### Your objective
Every entry that follows should be reproduced exactly.

◆ ◆ ◆ ◆

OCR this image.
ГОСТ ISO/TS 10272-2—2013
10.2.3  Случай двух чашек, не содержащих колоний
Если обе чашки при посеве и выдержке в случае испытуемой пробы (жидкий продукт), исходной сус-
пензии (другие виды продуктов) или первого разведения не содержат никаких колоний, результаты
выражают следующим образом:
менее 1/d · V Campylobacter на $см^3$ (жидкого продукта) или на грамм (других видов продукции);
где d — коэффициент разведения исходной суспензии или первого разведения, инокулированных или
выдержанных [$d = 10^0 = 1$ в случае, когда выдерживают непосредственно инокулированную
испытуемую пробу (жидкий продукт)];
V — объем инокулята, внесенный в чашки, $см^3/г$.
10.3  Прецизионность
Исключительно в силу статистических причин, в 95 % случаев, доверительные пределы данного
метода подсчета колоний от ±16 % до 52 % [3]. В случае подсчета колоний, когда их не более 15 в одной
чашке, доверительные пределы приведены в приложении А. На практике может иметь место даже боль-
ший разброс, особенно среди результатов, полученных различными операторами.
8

◆ ◆ ◆ ◆

### Task output
OCR this image.
ГОСТ ISO/TS 10272-2—2013
10.2.3  Случай двух чашек, не содержащих колоний
Если обе чашки при посеве и выдержке в случае испытуемой пробы (жидкий продукт), исходной сус-
пензии (другие виды продуктов) или первого разведения не содержат никаких колоний, результаты
выражают следующим образом:
менее 1/d · V Campylobacter на $см^3$ (жидкого продукта) или на грамм (других видов продукции);
где d — коэффициент разведения исходной суспензии или первого разведения, инокулированных или
выдержанных [$d = 10^0 = 1$ в случае, когда выдерживают непосредственно инокулированную
испытуемую пробу (жидкий продукт)];
V — объем инокулята, внесенный в чашки, $см^3/г$.
10.3  Прецизионность
Исключительно в силу статистических причин, в 95 % случаев, доверительные пределы данного
метода подсчета колоний от ±16 % до 52 % [3]. В случае подсчета колоний, когда их не более 15 в одной
чашке, доверительные пределы приведены в приложении А. На практике может иметь место даже боль-
ший разброс, особенно среди результатов, полученных различными операторами.
8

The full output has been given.